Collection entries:

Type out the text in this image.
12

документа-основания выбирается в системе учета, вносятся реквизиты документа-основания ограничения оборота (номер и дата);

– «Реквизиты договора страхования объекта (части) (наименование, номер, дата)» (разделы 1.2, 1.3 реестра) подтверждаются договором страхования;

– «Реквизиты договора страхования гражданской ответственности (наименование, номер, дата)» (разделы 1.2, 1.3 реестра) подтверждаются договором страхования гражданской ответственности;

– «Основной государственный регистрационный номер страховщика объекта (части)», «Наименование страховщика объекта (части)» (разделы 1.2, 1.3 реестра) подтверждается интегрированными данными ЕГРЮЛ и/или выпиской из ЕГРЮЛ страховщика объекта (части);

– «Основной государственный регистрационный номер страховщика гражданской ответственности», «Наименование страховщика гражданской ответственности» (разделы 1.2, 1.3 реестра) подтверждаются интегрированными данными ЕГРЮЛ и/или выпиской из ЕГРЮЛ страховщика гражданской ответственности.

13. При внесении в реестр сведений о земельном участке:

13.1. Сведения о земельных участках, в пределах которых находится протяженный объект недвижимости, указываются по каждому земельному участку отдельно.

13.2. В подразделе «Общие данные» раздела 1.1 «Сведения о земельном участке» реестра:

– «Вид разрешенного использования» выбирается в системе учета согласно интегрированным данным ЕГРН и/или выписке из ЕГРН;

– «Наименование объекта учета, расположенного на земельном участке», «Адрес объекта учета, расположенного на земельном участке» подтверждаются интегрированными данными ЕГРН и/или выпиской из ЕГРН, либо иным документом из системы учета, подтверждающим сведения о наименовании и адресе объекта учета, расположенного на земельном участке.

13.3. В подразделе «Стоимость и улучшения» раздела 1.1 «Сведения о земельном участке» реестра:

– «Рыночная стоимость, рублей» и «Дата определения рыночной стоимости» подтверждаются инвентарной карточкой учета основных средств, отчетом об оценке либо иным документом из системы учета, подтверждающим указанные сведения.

**Required work**
Which lines in the records above contain the string "договором"? Copy each one.

**Problem solution**
– «Реквизиты договора страхования объекта (части) (наименование, номер, дата)» (разделы 1.2, 1.3 реестра) подтверждаются договором страхования;
– «Реквизиты договора страхования гражданской ответственности (наименование, номер, дата)» (разделы 1.2, 1.3 реестра) подтверждаются договором страхования гражданской ответственности;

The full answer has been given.